Pick out the lines below with "watermark" and list them.

+++++

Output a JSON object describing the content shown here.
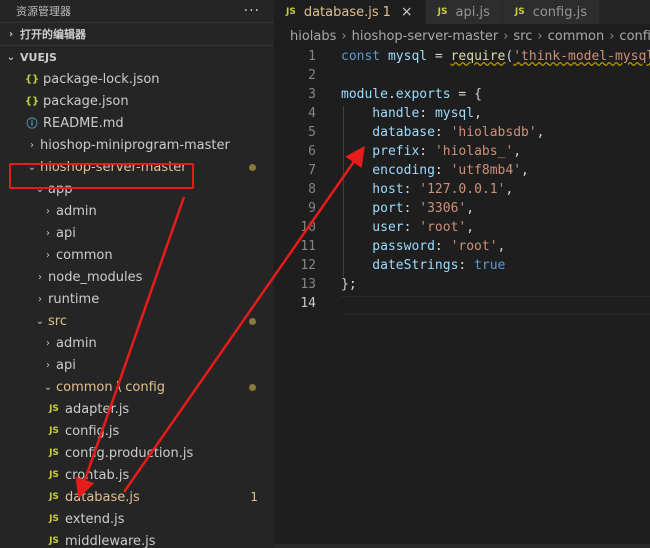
{
  "sidebar": {
    "title": "资源管理器",
    "more": "···",
    "open_editors": "打开的编辑器",
    "workspace": "VUEJS",
    "items": [
      {
        "label": "package-lock.json",
        "icon": "json-icon",
        "indent": 1
      },
      {
        "label": "package.json",
        "icon": "json-icon",
        "indent": 1
      },
      {
        "label": "README.md",
        "icon": "info-icon",
        "indent": 1
      },
      {
        "label": "hioshop-miniprogram-master",
        "chevron": "›",
        "indent": 1
      },
      {
        "label": "hioshop-server-master",
        "chevron": "⌄",
        "indent": 1,
        "git": true,
        "dot": true
      },
      {
        "label": "app",
        "chevron": "⌄",
        "indent": 2
      },
      {
        "label": "admin",
        "chevron": "›",
        "indent": 3
      },
      {
        "label": "api",
        "chevron": "›",
        "indent": 3
      },
      {
        "label": "common",
        "chevron": "›",
        "indent": 3
      },
      {
        "label": "node_modules",
        "chevron": "›",
        "indent": 2
      },
      {
        "label": "runtime",
        "chevron": "›",
        "indent": 2
      },
      {
        "label": "src",
        "chevron": "⌄",
        "indent": 2,
        "git": true,
        "dot": true
      },
      {
        "label": "admin",
        "chevron": "›",
        "indent": 3
      },
      {
        "label": "api",
        "chevron": "›",
        "indent": 3
      },
      {
        "label": "common \\ config",
        "chevron": "⌄",
        "indent": 3,
        "git": true,
        "dot": true
      },
      {
        "label": "adapter.js",
        "icon": "js-icon",
        "indent": 4
      },
      {
        "label": "config.js",
        "icon": "js-icon",
        "indent": 4
      },
      {
        "label": "config.production.js",
        "icon": "js-icon",
        "indent": 4
      },
      {
        "label": "crontab.js",
        "icon": "js-icon",
        "indent": 4
      },
      {
        "label": "database.js",
        "icon": "js-icon",
        "indent": 4,
        "git": true,
        "badge": "1"
      },
      {
        "label": "extend.js",
        "icon": "js-icon",
        "indent": 4
      },
      {
        "label": "middleware.js",
        "icon": "js-icon",
        "indent": 4
      }
    ]
  },
  "tabs": [
    {
      "icon": "JS",
      "label": "database.js",
      "modified": "1",
      "close": "×",
      "active": true
    },
    {
      "icon": "JS",
      "label": "api.js"
    },
    {
      "icon": "JS",
      "label": "config.js"
    }
  ],
  "breadcrumb": [
    "hiolabs",
    "hioshop-server-master",
    "src",
    "common",
    "config",
    "JS"
  ],
  "code": {
    "lines": [
      [
        {
          "t": "const ",
          "c": "k"
        },
        {
          "t": "mysql",
          "c": "v"
        },
        {
          "t": " = ",
          "c": "p"
        },
        {
          "t": "require",
          "c": "f",
          "sq": true
        },
        {
          "t": "(",
          "c": "p"
        },
        {
          "t": "'think-model-mysql'",
          "c": "s",
          "sq": true
        }
      ],
      [],
      [
        {
          "t": "module",
          "c": "v"
        },
        {
          "t": ".",
          "c": "p"
        },
        {
          "t": "exports",
          "c": "v"
        },
        {
          "t": " = {",
          "c": "p"
        }
      ],
      [
        {
          "t": "    handle",
          "c": "v"
        },
        {
          "t": ": ",
          "c": "p"
        },
        {
          "t": "mysql",
          "c": "v"
        },
        {
          "t": ",",
          "c": "p"
        }
      ],
      [
        {
          "t": "    database",
          "c": "v"
        },
        {
          "t": ": ",
          "c": "p"
        },
        {
          "t": "'hiolabsdb'",
          "c": "s"
        },
        {
          "t": ",",
          "c": "p"
        }
      ],
      [
        {
          "t": "    prefix",
          "c": "v"
        },
        {
          "t": ": ",
          "c": "p"
        },
        {
          "t": "'hiolabs_'",
          "c": "s"
        },
        {
          "t": ",",
          "c": "p"
        }
      ],
      [
        {
          "t": "    encoding",
          "c": "v"
        },
        {
          "t": ": ",
          "c": "p"
        },
        {
          "t": "'utf8mb4'",
          "c": "s"
        },
        {
          "t": ",",
          "c": "p"
        }
      ],
      [
        {
          "t": "    host",
          "c": "v"
        },
        {
          "t": ": ",
          "c": "p"
        },
        {
          "t": "'127.0.0.1'",
          "c": "s"
        },
        {
          "t": ",",
          "c": "p"
        }
      ],
      [
        {
          "t": "    port",
          "c": "v"
        },
        {
          "t": ": ",
          "c": "p"
        },
        {
          "t": "'3306'",
          "c": "s"
        },
        {
          "t": ",",
          "c": "p"
        }
      ],
      [
        {
          "t": "    user",
          "c": "v"
        },
        {
          "t": ": ",
          "c": "p"
        },
        {
          "t": "'root'",
          "c": "s"
        },
        {
          "t": ",",
          "c": "p"
        }
      ],
      [
        {
          "t": "    password",
          "c": "v"
        },
        {
          "t": ": ",
          "c": "p"
        },
        {
          "t": "'root'",
          "c": "s"
        },
        {
          "t": ",",
          "c": "p"
        }
      ],
      [
        {
          "t": "    dateStrings",
          "c": "v"
        },
        {
          "t": ": ",
          "c": "p"
        },
        {
          "t": "true",
          "c": "k"
        }
      ],
      [
        {
          "t": "};",
          "c": "p"
        }
      ],
      []
    ],
    "current_line": 14
  },
  "colors": {
    "annotation": "#e81b1b",
    "git_modified": "#e2c08d",
    "js_icon": "#cbcb41"
  }
}
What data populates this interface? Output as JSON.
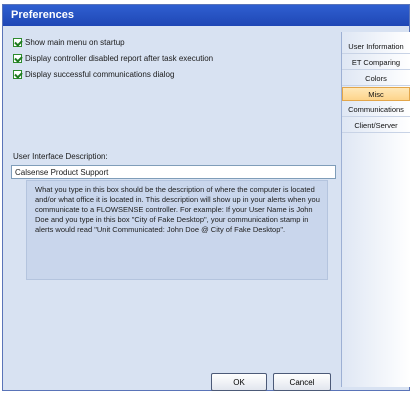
{
  "window": {
    "title": "Preferences"
  },
  "options": [
    {
      "label": "Show main menu on startup",
      "checked": true
    },
    {
      "label": "Display controller disabled report after task execution",
      "checked": true
    },
    {
      "label": "Display successful communications dialog",
      "checked": true
    }
  ],
  "description": {
    "label": "User Interface Description:",
    "value": "Calsense Product Support",
    "help": "What you type in this box should be the description of where the computer is located and/or what office it is located in.  This description will show up in your alerts when you communicate to a FLOWSENSE controller.  For example: If your User Name is John Doe and you type in this box \"City of Fake Desktop\", your communication stamp in alerts would read \"Unit Communicated: John Doe @ City of Fake Desktop\"."
  },
  "buttons": {
    "ok": "OK",
    "cancel": "Cancel"
  },
  "sidebar": {
    "items": [
      {
        "label": "User Information",
        "active": false
      },
      {
        "label": "ET Comparing",
        "active": false
      },
      {
        "label": "Colors",
        "active": false
      },
      {
        "label": "Misc",
        "active": true
      },
      {
        "label": "Communications",
        "active": false
      },
      {
        "label": "Client/Server",
        "active": false
      }
    ]
  },
  "colors": {
    "titlebar": "#2352c4",
    "panel": "#d8e2f2",
    "active_tab": "#fdd48b"
  }
}
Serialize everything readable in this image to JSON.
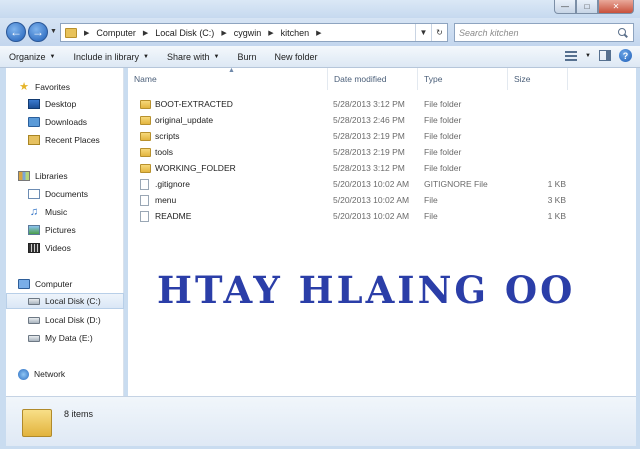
{
  "address": {
    "crumbs": [
      "Computer",
      "Local Disk (C:)",
      "cygwin",
      "kitchen"
    ]
  },
  "search": {
    "placeholder": "Search kitchen"
  },
  "toolbar": {
    "organize": "Organize",
    "include_in_library": "Include in library",
    "share_with": "Share with",
    "burn": "Burn",
    "new_folder": "New folder"
  },
  "nav": {
    "favorites": "Favorites",
    "desktop": "Desktop",
    "downloads": "Downloads",
    "recent_places": "Recent Places",
    "libraries": "Libraries",
    "documents": "Documents",
    "music": "Music",
    "pictures": "Pictures",
    "videos": "Videos",
    "computer": "Computer",
    "local_disk_c": "Local Disk (C:)",
    "local_disk_d": "Local Disk (D:)",
    "my_data_e": "My Data (E:)",
    "network": "Network"
  },
  "columns": {
    "name": "Name",
    "date": "Date modified",
    "type": "Type",
    "size": "Size"
  },
  "files": [
    {
      "name": "BOOT-EXTRACTED",
      "date": "5/28/2013 3:12 PM",
      "type": "File folder",
      "size": ""
    },
    {
      "name": "original_update",
      "date": "5/28/2013 2:46 PM",
      "type": "File folder",
      "size": ""
    },
    {
      "name": "scripts",
      "date": "5/28/2013 2:19 PM",
      "type": "File folder",
      "size": ""
    },
    {
      "name": "tools",
      "date": "5/28/2013 2:19 PM",
      "type": "File folder",
      "size": ""
    },
    {
      "name": "WORKING_FOLDER",
      "date": "5/28/2013 3:12 PM",
      "type": "File folder",
      "size": ""
    },
    {
      "name": ".gitignore",
      "date": "5/20/2013 10:02 AM",
      "type": "GITIGNORE File",
      "size": "1 KB"
    },
    {
      "name": "menu",
      "date": "5/20/2013 10:02 AM",
      "type": "File",
      "size": "3 KB"
    },
    {
      "name": "README",
      "date": "5/20/2013 10:02 AM",
      "type": "File",
      "size": "1 KB"
    }
  ],
  "watermark": "HTAY HLAING OO",
  "status": {
    "items": "8 items"
  },
  "colors": {
    "watermark": "#2b3ea8",
    "folder": "#e3b640",
    "chrome": "#c9dcf0"
  }
}
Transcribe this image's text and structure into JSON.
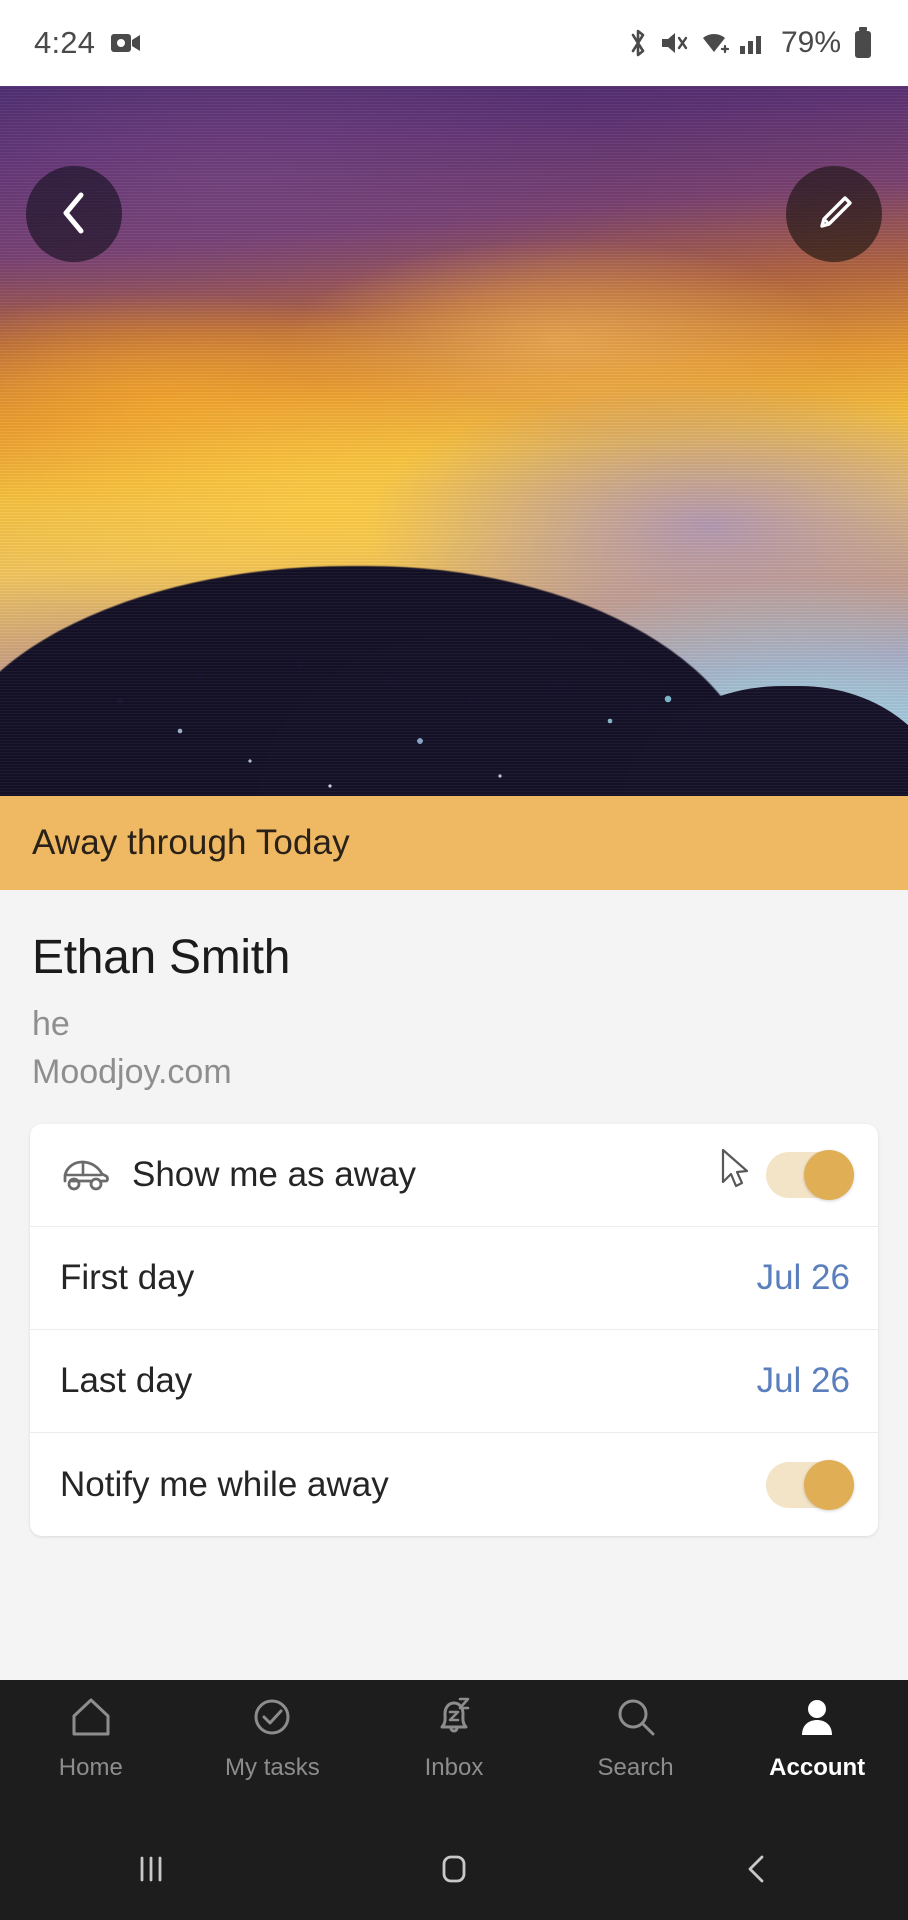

+++++

- Solution
  "watermark": "HTAY HLAING OO",
    "watermark": "#2b3ea8",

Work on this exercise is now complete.